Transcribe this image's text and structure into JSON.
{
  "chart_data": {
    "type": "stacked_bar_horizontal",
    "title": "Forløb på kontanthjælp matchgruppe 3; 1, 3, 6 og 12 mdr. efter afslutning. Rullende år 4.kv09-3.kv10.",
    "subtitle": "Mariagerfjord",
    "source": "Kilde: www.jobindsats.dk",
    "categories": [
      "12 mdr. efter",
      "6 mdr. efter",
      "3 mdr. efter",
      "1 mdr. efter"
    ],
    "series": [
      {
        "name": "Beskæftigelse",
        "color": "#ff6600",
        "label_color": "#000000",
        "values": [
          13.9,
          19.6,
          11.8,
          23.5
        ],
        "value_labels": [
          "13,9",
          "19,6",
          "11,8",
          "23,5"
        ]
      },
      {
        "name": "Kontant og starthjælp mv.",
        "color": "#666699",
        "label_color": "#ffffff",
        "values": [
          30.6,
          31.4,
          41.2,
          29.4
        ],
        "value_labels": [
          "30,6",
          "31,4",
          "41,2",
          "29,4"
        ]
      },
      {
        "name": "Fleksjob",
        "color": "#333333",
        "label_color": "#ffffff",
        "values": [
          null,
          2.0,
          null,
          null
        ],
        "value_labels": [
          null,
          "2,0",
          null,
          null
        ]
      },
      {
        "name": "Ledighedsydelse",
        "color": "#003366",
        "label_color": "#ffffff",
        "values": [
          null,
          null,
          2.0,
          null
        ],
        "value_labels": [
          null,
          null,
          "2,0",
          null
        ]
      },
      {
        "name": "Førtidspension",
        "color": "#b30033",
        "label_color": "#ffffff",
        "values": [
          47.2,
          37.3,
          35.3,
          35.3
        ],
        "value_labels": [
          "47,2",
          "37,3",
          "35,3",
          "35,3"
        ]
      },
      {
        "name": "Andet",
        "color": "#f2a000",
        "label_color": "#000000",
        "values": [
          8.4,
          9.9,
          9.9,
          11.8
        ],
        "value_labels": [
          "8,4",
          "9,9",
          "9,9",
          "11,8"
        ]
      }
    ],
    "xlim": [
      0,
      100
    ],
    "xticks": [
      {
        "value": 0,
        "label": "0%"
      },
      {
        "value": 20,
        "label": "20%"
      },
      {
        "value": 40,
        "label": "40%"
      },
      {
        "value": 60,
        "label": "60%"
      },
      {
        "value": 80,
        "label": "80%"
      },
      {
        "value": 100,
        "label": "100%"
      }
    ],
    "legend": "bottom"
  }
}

Short problem »
Copy out all lines above that include the string "efter".

The solution »
    "title": "Forløb på kontanthjælp matchgruppe 3; 1, 3, 6 og 12 mdr. efter afslutning. Rullende år 4.kv09-3.kv10.",
      "12 mdr. efter",
      "6 mdr. efter",
      "3 mdr. efter",
      "1 mdr. efter"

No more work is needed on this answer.